(Listings of annotated regions)
— Begin —

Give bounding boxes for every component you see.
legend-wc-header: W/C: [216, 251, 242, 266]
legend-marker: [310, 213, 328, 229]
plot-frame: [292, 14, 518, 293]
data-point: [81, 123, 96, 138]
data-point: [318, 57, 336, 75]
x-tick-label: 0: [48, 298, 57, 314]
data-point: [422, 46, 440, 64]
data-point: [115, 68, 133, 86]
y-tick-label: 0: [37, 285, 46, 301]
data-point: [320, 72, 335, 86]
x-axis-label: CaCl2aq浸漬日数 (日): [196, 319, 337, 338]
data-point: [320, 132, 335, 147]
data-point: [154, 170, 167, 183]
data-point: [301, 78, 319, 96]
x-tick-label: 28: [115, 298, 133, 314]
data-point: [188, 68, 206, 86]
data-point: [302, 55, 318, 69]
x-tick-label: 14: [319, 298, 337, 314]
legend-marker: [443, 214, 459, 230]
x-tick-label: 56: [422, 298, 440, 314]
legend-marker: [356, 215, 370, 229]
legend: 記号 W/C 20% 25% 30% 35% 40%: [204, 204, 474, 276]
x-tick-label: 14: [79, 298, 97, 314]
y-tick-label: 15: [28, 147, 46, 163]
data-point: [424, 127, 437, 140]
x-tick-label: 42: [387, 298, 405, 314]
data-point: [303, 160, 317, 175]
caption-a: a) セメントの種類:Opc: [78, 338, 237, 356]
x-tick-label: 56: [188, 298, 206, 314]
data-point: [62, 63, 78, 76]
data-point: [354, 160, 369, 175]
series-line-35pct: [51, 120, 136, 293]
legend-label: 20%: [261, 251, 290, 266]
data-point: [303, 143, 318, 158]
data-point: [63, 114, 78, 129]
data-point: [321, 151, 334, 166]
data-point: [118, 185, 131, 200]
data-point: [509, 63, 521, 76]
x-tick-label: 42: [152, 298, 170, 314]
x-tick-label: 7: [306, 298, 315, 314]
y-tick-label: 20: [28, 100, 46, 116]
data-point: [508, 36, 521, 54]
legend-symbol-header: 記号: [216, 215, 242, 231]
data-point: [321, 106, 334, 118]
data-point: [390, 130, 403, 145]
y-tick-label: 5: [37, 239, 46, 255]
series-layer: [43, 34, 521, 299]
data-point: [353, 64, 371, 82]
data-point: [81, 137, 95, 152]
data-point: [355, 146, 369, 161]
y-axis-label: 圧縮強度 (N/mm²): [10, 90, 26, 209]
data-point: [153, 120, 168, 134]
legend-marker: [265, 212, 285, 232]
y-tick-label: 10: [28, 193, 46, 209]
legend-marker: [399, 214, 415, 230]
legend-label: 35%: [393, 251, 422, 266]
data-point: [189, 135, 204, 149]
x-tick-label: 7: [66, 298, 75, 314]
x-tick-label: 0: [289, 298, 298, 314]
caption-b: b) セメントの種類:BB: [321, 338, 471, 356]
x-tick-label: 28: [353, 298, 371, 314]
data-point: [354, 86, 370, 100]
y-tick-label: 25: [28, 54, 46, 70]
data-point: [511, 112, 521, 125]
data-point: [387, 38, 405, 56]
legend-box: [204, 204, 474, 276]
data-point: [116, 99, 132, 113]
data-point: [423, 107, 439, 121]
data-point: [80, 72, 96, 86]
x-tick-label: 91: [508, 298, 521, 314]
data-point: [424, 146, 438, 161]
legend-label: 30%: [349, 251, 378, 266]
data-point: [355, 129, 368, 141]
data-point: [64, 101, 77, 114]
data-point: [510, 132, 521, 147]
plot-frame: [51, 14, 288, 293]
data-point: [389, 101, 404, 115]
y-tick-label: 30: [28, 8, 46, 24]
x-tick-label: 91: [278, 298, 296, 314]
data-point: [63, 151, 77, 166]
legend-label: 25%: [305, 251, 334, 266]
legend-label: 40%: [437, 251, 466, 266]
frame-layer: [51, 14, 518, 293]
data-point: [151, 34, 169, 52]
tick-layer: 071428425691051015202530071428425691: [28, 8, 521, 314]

— End —

=== WHAT IS EXPECTED ===
Pull every line of the material above out unchanged, keeping the original order.

=== OUTPUT FOR THIS EXERCISE ===
Give bounding boxes for every component you see.
legend-wc-header: W/C: [216, 251, 242, 266]
legend-marker: [310, 213, 328, 229]
plot-frame: [292, 14, 518, 293]
data-point: [81, 123, 96, 138]
data-point: [318, 57, 336, 75]
x-tick-label: 0: [48, 298, 57, 314]
data-point: [422, 46, 440, 64]
data-point: [115, 68, 133, 86]
y-tick-label: 0: [37, 285, 46, 301]
data-point: [320, 72, 335, 86]
x-axis-label: CaCl2aq浸漬日数 (日): [196, 319, 337, 338]
data-point: [320, 132, 335, 147]
data-point: [154, 170, 167, 183]
data-point: [301, 78, 319, 96]
x-tick-label: 28: [115, 298, 133, 314]
data-point: [188, 68, 206, 86]
data-point: [302, 55, 318, 69]
x-tick-label: 14: [319, 298, 337, 314]
legend-marker: [443, 214, 459, 230]
x-tick-label: 56: [422, 298, 440, 314]
legend-marker: [356, 215, 370, 229]
legend: 記号 W/C 20% 25% 30% 35% 40%: [204, 204, 474, 276]
x-tick-label: 14: [79, 298, 97, 314]
y-tick-label: 15: [28, 147, 46, 163]
data-point: [424, 127, 437, 140]
x-tick-label: 42: [387, 298, 405, 314]
data-point: [303, 160, 317, 175]
caption-a: a) セメントの種類:Opc: [78, 338, 237, 356]
x-tick-label: 56: [188, 298, 206, 314]
data-point: [62, 63, 78, 76]
data-point: [354, 160, 369, 175]
series-line-35pct: [51, 120, 136, 293]
legend-label: 20%: [261, 251, 290, 266]
data-point: [303, 143, 318, 158]
data-point: [63, 114, 78, 129]
data-point: [321, 151, 334, 166]
data-point: [118, 185, 131, 200]
data-point: [509, 63, 521, 76]
x-tick-label: 42: [152, 298, 170, 314]
x-tick-label: 7: [306, 298, 315, 314]
y-tick-label: 20: [28, 100, 46, 116]
data-point: [508, 36, 521, 54]
legend-symbol-header: 記号: [216, 215, 242, 231]
data-point: [321, 106, 334, 118]
data-point: [390, 130, 403, 145]
y-tick-label: 5: [37, 239, 46, 255]
series-layer: [43, 34, 521, 299]
data-point: [353, 64, 371, 82]
data-point: [81, 137, 95, 152]
data-point: [355, 146, 369, 161]
y-axis-label: 圧縮強度 (N/mm²): [10, 90, 26, 209]
data-point: [153, 120, 168, 134]
legend-marker: [265, 212, 285, 232]
y-tick-label: 10: [28, 193, 46, 209]
legend-marker: [399, 214, 415, 230]
legend-label: 35%: [393, 251, 422, 266]
data-point: [189, 135, 204, 149]
x-tick-label: 7: [66, 298, 75, 314]
x-tick-label: 0: [289, 298, 298, 314]
caption-b: b) セメントの種類:BB: [321, 338, 471, 356]
x-tick-label: 28: [353, 298, 371, 314]
data-point: [354, 86, 370, 100]
y-tick-label: 25: [28, 54, 46, 70]
data-point: [511, 112, 521, 125]
data-point: [387, 38, 405, 56]
legend-box: [204, 204, 474, 276]
data-point: [116, 99, 132, 113]
data-point: [423, 107, 439, 121]
data-point: [80, 72, 96, 86]
x-tick-label: 91: [508, 298, 521, 314]
data-point: [424, 146, 438, 161]
legend-label: 30%: [349, 251, 378, 266]
data-point: [355, 129, 368, 141]
data-point: [64, 101, 77, 114]
data-point: [510, 132, 521, 147]
plot-frame: [51, 14, 288, 293]
data-point: [389, 101, 404, 115]
y-tick-label: 30: [28, 8, 46, 24]
x-tick-label: 91: [278, 298, 296, 314]
data-point: [63, 151, 77, 166]
legend-label: 25%: [305, 251, 334, 266]
legend-label: 40%: [437, 251, 466, 266]
frame-layer: [51, 14, 518, 293]
data-point: [151, 34, 169, 52]
tick-layer: 071428425691051015202530071428425691: [28, 8, 521, 314]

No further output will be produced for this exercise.